Text extract:
- - -

Note that \(0=\frac{{\color{red}{0}}}{{\color{green}{1}}},\) where \(0\) and \(1\) are integers and \(1\neq 0.\)

Thus, zero is a rational number.

2. Find six rational numbers between \(3\) and \(4.\)

Solution:

Note the following:

1. There are infinitely many rational numbers between any two numbers.
2. \(\frac{{\color{red}{r}}+{\color{blue}{s}}}{2}\) is a rational number that lies between the integers \(\color{red}{r}\) and \({\color{blue}{s}}.\)

Method 1 (When you have all the time in the world!):

Let us consider the integers \(3\) and \(4.\)

\(\frac{{\color{red}{3}}+{\color{blue}{4}}}{2}=\frac{7}{2}\) is a rational number between \(\color{red}{3}\) and \({\color{blue}{4}}.\)

\(\frac{{\color{red}{3}}+{\color{blue}{\frac{7}{2}}}}{2}=\frac{\frac{6+7}{2}}{2}=\frac{13}{4}\) is a rational number between \(\color{red}{3}\) and \({\color{blue}{\frac72}},\) and hence between \(3\) and \(4.\)

\(\frac{{\color{red}{\frac{7}{2}}}+{\color{blue}{4}}}{2}=\frac{\frac{15}{2}}{2}=\frac{15}{4}\) is a rational number between \({\color{red}{\frac72}}\) and \({\color{blue}{4}},\) and hence between \(3\) and \(4.\)

\(\frac{{\color{red}{3}}+{\color{blue}{\frac{13}{4}}}}{2}=\frac{\frac{25}{4}}{2}=\frac{25}{8}\) is a rational number between \(\color{red}{3}\) and \({\color{blue}{\frac{13}{4}}},\) and hence between \(3\) and \(4.\)

- - -

Dataset:
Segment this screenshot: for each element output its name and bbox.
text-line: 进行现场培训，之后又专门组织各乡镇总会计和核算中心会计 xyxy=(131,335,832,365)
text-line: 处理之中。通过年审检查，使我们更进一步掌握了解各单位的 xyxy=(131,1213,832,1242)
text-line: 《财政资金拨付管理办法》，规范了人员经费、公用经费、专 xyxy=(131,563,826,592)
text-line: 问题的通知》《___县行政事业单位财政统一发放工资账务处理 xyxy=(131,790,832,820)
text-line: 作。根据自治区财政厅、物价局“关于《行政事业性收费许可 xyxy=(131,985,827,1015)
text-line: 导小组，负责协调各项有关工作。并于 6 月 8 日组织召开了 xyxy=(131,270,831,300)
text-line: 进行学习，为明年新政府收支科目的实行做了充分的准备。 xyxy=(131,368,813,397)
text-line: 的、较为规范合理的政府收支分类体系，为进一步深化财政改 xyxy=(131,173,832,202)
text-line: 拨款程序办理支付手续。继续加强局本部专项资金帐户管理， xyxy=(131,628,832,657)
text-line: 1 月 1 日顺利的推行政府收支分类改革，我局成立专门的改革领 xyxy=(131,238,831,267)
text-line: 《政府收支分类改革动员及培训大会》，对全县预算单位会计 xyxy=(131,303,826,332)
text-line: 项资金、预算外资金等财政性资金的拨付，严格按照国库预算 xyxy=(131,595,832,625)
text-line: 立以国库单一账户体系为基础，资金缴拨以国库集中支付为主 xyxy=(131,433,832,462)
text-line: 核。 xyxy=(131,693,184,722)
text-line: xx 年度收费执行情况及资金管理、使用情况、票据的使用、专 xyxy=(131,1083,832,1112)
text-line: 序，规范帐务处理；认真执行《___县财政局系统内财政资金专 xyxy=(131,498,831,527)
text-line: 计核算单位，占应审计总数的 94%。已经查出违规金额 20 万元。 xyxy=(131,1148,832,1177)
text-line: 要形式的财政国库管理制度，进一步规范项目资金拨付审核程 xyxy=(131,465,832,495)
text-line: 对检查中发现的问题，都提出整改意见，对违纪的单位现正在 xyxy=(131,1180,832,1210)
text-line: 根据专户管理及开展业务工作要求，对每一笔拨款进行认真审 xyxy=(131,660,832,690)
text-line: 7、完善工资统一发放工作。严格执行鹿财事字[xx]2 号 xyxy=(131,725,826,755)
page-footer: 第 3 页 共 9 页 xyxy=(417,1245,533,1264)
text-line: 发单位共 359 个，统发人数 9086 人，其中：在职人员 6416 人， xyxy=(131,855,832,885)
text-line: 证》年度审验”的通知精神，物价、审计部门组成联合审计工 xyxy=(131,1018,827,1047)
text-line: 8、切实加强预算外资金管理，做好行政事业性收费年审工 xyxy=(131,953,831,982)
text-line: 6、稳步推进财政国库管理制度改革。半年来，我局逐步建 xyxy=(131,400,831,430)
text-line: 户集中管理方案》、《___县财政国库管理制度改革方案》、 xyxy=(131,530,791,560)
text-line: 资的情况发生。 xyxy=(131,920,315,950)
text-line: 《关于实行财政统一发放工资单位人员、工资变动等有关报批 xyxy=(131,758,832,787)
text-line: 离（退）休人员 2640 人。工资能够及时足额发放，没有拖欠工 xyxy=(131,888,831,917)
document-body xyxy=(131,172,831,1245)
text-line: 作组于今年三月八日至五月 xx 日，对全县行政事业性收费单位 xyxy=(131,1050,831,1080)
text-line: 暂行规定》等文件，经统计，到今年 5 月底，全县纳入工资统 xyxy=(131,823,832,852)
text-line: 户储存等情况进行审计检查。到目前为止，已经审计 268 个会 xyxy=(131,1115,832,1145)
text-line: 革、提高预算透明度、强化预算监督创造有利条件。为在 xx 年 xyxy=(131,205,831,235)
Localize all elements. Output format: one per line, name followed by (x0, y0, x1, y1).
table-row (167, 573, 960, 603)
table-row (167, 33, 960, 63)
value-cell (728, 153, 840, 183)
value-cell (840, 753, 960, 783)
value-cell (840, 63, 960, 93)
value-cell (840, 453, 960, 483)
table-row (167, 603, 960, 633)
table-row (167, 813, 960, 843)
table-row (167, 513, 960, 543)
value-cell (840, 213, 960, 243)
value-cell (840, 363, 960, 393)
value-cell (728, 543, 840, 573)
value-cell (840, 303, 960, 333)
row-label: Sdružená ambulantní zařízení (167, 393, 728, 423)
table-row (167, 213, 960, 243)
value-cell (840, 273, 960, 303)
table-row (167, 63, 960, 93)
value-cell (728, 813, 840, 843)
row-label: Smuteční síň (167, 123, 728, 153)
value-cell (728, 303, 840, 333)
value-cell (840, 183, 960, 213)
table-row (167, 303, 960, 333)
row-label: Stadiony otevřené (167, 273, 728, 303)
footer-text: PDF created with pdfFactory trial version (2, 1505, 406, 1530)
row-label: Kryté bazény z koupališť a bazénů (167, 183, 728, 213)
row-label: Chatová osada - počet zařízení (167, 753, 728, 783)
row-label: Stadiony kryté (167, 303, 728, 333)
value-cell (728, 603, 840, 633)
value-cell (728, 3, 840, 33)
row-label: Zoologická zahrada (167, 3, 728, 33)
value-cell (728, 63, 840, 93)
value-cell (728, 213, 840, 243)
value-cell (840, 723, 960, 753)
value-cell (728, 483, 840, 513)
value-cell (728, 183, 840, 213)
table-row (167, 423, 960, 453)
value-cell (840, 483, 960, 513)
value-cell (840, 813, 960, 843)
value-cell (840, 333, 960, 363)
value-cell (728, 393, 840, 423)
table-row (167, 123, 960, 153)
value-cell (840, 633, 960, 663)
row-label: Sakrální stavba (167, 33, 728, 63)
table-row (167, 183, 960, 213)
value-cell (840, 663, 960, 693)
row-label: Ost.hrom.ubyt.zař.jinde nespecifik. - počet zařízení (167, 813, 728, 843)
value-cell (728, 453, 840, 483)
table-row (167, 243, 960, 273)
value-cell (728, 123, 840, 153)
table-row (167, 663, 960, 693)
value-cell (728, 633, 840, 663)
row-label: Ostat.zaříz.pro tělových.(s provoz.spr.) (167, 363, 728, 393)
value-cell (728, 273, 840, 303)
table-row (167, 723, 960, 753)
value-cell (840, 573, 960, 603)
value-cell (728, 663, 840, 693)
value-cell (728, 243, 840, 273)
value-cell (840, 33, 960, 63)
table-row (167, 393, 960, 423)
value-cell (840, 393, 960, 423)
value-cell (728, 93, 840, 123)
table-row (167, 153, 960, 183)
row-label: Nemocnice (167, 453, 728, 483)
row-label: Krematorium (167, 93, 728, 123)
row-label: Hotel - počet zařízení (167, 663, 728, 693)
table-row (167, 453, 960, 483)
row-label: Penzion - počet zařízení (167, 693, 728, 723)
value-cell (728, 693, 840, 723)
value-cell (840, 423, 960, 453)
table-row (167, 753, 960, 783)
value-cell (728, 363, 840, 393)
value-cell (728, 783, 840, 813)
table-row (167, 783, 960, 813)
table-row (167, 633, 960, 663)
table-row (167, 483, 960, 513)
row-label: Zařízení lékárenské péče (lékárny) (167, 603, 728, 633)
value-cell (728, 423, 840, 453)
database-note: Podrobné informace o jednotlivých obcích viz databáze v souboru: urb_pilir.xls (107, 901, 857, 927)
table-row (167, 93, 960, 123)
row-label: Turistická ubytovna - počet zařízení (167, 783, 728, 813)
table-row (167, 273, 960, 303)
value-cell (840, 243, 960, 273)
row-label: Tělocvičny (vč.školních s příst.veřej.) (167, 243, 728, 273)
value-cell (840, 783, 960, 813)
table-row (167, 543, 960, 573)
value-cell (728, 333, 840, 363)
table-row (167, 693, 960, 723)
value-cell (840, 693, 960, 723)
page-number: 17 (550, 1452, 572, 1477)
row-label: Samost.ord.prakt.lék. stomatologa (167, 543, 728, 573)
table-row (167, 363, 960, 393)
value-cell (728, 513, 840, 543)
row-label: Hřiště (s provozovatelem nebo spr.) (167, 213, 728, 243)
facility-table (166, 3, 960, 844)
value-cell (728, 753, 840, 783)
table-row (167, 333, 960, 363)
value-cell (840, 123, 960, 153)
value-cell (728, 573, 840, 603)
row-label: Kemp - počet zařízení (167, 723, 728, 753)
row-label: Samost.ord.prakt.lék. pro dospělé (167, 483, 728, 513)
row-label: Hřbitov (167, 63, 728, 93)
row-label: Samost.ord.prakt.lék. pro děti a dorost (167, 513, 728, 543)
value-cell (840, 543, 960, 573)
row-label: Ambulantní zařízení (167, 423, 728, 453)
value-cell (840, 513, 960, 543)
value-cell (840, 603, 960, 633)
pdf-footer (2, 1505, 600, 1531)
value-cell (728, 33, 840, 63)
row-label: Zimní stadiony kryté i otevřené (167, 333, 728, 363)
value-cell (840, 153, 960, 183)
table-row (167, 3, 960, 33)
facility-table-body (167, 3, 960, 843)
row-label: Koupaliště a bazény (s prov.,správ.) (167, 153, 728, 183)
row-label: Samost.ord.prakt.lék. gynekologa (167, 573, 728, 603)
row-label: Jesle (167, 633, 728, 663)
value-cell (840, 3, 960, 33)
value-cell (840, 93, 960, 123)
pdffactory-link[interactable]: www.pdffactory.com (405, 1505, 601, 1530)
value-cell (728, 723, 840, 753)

- - -

Your tasks:
(1) Reproduce the passage of the worked solution on rational numbers that starts with "1. There are" and goes on through "integers \(3\) and \(4.\)".
(2) Carry on the worked solution on rational numbers from the point where it stops.
The lines play no part in what follows.

Expected outputs:
(1)
1. There are infinitely many rational numbers between any two numbers.
2. \(\frac{{\color{red}{r}}+{\color{blue}{s}}}{2}\) is a rational number that lies between the integers \(\color{red}{r}\) and \({\color{blue}{s}}.\)

Method 1 (When you have all the time in the world!):

Let us consider the integers \(3\) and \(4.\)

(2)
\(\frac{{\color{red}{\frac{15}{4}}}+{\color{blue}{4}}}{2}=\frac{\frac{31}{4}}{2}=\frac{31}{8}\) is a rational number between \(\color{red}{\frac{15}{4}}\) and \({\color{blue}{4}},\) and hence between \(3\) and \(4.\)

\(\frac{{\color{red}{3}}+{\color{blue}{\frac{25}{8}}}}{2}=\frac{\frac{49}{8}}{2}=\frac{49}{16}\) is a rational number between \(\color{red}{3}\) and \({\color{blue}{\frac{25}{8}}},\) and hence between \(3\) and \(4.\)

Thus, \(\frac72,\frac{13}{4},\frac{15}{4},\frac{25}{8},\frac{33}{8}\) and \(\frac{49}{16}\) are six rational numbers between \(3\) and \(4.\)

(Don’t trust me? Check them on the number line given below!)

(This method can however prove time-consuming if we need to find many rational numbers between two integers!)

Method 2 (Easy-peasy):

We use the concept of equivalent rational numbers to find rational numbers between \(3\) and \(4.\)

\(3=\frac{21}{7}, ~ 4=\frac{28}{7}\)

(Why did I write \(3\) as a fraction with \(7\) in the denominator, you ask? Because we need six rational numbers between \(3\) and \(4.\) Had we needed five rational numbers, we would have written \(3\) as \(\frac{18}{6}\) and \(4\) as \(\frac{24}{6}.\) )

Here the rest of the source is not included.